Goal: Take every line from the listing below that contains "when".

Listing:
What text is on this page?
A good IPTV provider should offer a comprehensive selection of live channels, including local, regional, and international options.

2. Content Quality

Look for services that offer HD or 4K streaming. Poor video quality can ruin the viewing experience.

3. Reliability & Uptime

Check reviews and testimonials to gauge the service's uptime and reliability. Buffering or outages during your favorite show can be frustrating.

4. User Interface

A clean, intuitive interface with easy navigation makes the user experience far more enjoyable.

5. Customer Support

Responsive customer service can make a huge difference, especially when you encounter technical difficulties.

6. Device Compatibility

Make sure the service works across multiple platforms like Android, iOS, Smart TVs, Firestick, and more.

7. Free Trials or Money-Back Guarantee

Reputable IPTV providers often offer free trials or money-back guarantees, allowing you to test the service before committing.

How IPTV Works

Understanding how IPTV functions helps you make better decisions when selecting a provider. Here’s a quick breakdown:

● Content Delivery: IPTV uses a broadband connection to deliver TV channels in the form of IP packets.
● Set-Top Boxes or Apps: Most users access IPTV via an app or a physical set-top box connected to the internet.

Answer in full:
Responsive customer service can make a huge difference, especially when you encounter technical difficulties.
Understanding how IPTV functions helps you make better decisions when selecting a provider. Here’s a quick breakdown:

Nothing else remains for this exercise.